### [WORK INSTRUCTIONS]
A. Print the passage of the blog post about clothes shopping from "Seriously. I would" up to and including "had to indulge.".
B. For each statement about the blog post about clothes shopping, answer yes or no and quote the words of the post that decide it: (i) The pants dropped in price from $60 to $30 while waiting in the shopping cart. (ii) The writer owns the pants in blue. (iii) The horse shirt cost $20.
C. Pick up the blog post about clothes shopping after its last sentence and continue writing it.

### [DOCUMENT SECTION]
Start of Block

I’ve been obsessed with these BDG high-rise pants. I tried them on in-store and they fit me like a dream. And they don’t come in bullshit 2, 4, 6 sizes, which my homegirl Crystal pointed out is a load of crap.  So, because I can get this perfect 27/30 sizing, I have been buying them in every color under the sun. I have green, red, and now, Mustard!

They are available with two different inseams, so shorter girls like me can enjoy a high waste without having to get the extra model-tall fabric hemmed off. And I love the color and I know they fit and they went from $60 to $30 as they sat in my shopping cart waiting for me to purchase them, which is when I decided my buyer’s anxiety maybe isn’t such a bad thing.

Seriously. I would get drunk on wine and online shop so often that I’m pretty sure I changed the contents of that cart probably, oh … 7 times. I think though, as this blog illustrates, that I came out with a perfect set of items. I mean, if I do say so myself.

With that said, moving on.


I’ve been pretty obsessed with horses my entire life. I’m hard pressed to turn down horse-themed items, but it’s not always easy to avoid looking like a child while doing it. This shirt fixed the problem for me though and at $15 I had to indulge.

End of Block

Saved entries
Start of Block

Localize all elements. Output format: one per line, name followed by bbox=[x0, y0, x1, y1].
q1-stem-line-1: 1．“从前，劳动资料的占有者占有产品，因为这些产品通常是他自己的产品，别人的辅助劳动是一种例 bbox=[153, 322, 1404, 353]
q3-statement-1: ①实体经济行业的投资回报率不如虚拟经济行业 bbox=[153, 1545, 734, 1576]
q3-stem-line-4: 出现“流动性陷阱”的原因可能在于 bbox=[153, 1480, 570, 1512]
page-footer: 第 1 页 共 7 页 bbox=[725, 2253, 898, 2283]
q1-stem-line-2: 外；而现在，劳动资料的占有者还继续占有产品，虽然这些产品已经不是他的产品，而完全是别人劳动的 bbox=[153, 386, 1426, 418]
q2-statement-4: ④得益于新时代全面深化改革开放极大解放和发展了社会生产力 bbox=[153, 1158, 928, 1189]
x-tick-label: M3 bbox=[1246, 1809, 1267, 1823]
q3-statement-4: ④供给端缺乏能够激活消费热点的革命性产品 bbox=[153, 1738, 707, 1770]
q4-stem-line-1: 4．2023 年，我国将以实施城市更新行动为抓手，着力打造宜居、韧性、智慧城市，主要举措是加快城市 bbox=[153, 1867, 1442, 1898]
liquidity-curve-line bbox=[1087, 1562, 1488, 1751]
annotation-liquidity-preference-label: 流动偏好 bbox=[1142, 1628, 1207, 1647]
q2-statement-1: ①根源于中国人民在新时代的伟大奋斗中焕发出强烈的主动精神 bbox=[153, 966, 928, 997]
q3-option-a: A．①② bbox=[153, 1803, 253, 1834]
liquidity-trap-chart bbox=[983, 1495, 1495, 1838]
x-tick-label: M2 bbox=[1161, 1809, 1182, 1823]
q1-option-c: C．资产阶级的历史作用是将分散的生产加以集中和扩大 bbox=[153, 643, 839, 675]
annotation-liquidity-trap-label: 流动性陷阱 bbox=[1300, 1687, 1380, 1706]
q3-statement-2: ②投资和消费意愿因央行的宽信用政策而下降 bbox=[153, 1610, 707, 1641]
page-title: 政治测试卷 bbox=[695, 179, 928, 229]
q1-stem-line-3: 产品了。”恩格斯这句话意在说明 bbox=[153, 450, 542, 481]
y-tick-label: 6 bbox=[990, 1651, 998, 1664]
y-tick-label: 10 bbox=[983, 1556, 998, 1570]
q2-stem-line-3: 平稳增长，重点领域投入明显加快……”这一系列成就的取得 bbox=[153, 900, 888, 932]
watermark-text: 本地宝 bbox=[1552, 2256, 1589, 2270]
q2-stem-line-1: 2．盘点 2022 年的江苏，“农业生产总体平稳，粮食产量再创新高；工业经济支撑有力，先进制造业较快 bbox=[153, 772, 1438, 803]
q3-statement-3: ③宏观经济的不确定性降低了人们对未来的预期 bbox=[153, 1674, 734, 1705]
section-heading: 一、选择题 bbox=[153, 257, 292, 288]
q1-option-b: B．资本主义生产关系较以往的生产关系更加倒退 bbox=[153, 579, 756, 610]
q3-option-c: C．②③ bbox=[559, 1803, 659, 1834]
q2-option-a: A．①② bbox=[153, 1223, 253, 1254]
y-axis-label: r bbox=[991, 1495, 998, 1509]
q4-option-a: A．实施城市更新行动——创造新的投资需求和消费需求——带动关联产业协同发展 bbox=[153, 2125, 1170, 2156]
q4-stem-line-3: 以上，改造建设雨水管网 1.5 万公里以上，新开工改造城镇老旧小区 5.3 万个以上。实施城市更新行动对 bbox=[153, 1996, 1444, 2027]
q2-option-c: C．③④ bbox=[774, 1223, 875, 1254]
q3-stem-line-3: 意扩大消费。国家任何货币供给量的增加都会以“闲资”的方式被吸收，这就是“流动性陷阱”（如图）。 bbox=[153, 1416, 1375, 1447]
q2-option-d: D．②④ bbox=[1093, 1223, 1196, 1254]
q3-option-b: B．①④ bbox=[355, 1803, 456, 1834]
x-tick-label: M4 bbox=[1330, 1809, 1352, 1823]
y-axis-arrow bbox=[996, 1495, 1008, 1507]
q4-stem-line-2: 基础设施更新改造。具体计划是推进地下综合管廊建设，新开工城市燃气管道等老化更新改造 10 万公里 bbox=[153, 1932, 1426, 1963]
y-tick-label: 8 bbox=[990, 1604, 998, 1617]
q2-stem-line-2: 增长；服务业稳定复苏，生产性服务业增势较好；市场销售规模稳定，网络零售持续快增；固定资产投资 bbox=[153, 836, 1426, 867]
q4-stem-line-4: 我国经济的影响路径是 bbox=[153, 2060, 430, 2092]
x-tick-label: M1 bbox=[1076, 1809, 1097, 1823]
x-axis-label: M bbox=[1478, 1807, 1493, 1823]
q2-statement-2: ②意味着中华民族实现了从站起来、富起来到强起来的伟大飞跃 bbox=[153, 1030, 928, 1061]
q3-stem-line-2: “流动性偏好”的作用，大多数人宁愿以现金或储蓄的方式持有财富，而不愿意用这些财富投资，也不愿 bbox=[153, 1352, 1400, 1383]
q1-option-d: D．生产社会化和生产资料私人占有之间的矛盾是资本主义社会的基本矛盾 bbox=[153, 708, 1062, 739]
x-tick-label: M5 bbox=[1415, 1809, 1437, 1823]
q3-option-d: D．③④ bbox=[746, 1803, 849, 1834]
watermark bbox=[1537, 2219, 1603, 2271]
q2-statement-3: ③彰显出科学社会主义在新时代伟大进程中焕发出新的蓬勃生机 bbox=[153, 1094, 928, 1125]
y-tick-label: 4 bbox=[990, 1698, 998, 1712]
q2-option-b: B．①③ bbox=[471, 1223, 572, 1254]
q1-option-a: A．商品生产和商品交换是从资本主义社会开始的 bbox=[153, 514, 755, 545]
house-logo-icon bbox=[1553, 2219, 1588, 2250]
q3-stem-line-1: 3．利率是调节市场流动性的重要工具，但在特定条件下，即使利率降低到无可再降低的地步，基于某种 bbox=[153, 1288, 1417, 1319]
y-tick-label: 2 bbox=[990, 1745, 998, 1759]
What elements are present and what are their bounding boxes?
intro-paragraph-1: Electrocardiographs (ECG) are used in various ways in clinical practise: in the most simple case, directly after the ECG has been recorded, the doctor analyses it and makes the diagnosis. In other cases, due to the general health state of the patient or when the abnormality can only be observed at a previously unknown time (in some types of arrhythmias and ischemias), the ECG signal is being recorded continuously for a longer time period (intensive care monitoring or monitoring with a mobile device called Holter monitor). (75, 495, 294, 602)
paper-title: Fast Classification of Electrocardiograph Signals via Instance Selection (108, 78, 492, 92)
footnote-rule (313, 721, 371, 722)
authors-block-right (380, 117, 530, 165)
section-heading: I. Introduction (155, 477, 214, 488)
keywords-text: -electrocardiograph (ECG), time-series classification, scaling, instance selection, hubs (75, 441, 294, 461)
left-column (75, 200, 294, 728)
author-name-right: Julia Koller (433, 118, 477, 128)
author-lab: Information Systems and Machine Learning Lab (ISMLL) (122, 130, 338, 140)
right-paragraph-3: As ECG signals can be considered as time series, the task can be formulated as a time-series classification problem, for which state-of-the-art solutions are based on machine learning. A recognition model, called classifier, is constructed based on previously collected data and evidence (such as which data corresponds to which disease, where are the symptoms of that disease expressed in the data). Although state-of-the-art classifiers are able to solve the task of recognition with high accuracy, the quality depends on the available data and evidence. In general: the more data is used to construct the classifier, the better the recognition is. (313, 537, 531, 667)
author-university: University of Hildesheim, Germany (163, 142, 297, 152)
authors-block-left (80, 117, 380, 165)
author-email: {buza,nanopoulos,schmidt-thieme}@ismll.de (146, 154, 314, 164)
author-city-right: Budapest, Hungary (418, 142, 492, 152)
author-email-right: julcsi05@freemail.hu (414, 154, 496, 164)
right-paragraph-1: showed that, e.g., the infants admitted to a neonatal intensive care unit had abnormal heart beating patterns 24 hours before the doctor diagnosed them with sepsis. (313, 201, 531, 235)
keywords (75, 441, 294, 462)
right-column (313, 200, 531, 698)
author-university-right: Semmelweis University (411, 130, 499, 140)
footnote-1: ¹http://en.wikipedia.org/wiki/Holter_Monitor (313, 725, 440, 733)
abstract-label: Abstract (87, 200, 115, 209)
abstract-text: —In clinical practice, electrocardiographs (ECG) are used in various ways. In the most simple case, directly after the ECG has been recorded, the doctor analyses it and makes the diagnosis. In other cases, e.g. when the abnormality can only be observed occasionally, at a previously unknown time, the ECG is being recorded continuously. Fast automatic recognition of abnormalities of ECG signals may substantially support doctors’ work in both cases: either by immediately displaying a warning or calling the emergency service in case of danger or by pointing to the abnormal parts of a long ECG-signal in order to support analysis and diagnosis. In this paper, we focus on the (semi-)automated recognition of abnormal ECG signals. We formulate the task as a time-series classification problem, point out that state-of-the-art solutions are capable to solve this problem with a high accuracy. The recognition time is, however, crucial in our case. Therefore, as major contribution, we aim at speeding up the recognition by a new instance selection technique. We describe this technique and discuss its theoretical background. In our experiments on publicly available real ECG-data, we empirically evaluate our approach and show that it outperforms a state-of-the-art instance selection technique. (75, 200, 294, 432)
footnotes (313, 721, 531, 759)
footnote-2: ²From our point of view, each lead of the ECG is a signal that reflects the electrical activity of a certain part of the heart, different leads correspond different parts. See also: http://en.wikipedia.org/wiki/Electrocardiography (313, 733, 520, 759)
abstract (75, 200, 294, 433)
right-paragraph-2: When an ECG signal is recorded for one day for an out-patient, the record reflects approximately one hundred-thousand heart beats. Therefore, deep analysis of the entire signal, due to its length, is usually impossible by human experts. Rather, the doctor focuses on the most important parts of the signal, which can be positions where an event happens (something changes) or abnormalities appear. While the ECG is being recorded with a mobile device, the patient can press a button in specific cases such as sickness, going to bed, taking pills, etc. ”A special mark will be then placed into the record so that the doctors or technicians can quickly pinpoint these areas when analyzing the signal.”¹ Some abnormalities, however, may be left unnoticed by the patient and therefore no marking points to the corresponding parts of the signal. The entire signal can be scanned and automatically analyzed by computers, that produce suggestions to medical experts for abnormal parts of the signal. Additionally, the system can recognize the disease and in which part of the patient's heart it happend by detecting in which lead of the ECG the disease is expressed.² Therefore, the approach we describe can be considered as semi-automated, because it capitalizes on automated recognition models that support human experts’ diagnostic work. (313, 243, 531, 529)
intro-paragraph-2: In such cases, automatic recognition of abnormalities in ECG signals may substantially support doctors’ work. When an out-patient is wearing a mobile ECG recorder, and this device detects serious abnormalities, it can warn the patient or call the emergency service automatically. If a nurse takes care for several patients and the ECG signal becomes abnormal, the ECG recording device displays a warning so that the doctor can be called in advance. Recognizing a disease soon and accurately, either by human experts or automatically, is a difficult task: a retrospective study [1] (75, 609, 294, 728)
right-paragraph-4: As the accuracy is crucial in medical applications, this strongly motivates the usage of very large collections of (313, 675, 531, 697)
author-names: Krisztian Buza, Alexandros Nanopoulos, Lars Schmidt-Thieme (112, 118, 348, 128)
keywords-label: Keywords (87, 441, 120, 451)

End of Block

### [RESPONSES TO THE EXERCISE]
A.
Seriously. I would get drunk on wine and online shop so often that I’m pretty sure I changed the contents of that cart probably, oh … 7 times. I think though, as this blog illustrates, that I came out with a perfect set of items. I mean, if I do say so myself.

With that said, moving on.


I’ve been pretty obsessed with horses my entire life. I’m hard pressed to turn down horse-themed items, but it’s not always easy to avoid looking like a child while doing it. This shirt fixed the problem for me though and at $15 I had to indulge.

B.
(i) Yes: "they went from $60 to $30 as they sat in my shopping cart waiting for me to purchase them"
(ii) No: "I have green, red, and now, Mustard!"
(iii) No: "at $15 I had to indulge"

C.
Oh and look. I can wear it with my green jeans!

I cannot find pictures of the back of this that I can steal off the interwebs, so just trust me and go see how sexy it is in back:

I could for sure show side-boob in this if I wanted. And I love the braid detailing. So cute. And I get to have wild mustangs running across my chest so it’s a win-win as far as I can tell.

I also bought this other top because it’s described online as a “breezy, lightweight knit tank” and at the time I was wearing just that very type of top tucked in to my high-waisted red jeans thinking, fuck yeah! I want another “breezy, lightweight knit tank” to wear under sweaters and bonus points for being sexy in back, business in front.

Now if only I could find some plum pants …


My moccasins have taken a beating over the last year because I wear them so obsessively. I’m wearing them right now in fact. Urban had some on sale. Actually, they had a lot on sale. So maybe this trend is fading out and wearing Minnetonka’s will go back to being something I associate with my childhood in Minnesota. But hey, I’m glad so many people were exposed to how cute and comfy these shoes are. I spruced up my basics with a little beading.

$35 of guaranteed wear. I will probably wear these so much that they will actually end up being worth like $535 worth of wear. So, overall I’d say it was a solid purchase on my part.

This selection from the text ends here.